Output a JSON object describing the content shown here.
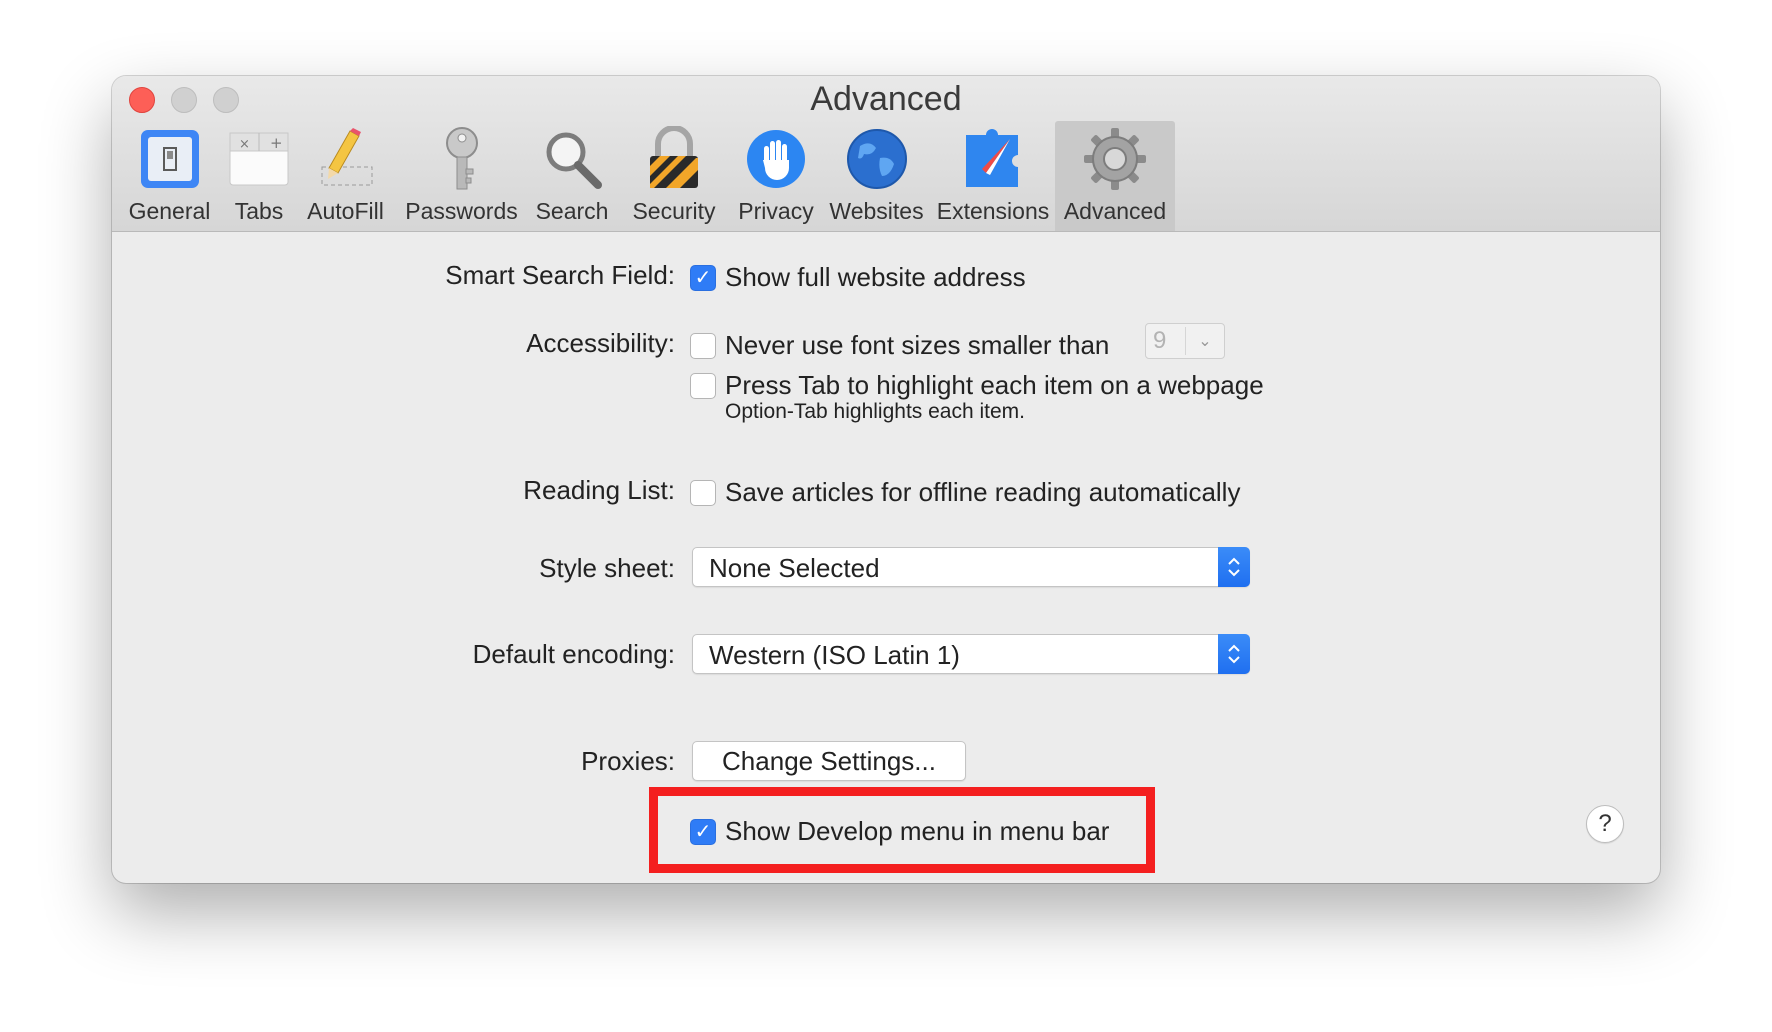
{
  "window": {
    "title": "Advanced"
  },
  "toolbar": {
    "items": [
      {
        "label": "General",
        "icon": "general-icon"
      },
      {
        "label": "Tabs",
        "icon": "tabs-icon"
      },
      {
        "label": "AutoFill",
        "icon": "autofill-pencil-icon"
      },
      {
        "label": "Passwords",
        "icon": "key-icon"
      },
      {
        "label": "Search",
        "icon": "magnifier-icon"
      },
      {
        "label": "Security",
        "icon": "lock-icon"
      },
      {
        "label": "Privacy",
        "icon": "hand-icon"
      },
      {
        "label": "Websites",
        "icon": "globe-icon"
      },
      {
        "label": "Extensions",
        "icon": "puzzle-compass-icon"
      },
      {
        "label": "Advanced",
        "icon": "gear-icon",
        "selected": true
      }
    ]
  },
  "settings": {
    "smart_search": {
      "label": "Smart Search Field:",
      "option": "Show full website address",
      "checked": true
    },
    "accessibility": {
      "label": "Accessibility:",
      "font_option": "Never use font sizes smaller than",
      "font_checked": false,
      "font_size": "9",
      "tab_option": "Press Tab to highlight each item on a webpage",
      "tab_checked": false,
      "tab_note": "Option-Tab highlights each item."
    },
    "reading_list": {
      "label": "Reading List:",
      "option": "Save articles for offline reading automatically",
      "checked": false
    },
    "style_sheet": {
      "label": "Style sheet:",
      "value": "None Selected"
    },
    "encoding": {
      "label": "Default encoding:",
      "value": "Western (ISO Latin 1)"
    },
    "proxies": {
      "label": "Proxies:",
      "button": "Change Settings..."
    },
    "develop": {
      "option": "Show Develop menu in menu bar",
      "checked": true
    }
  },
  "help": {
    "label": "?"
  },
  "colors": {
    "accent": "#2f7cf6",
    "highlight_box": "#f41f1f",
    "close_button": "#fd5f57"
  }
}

===============

Set problem :: Copy down every line of the entries containing the word "each".

Full answer ::
      "tab_option": "Press Tab to highlight each item on a webpage",
      "tab_note": "Option-Tab highlights each item."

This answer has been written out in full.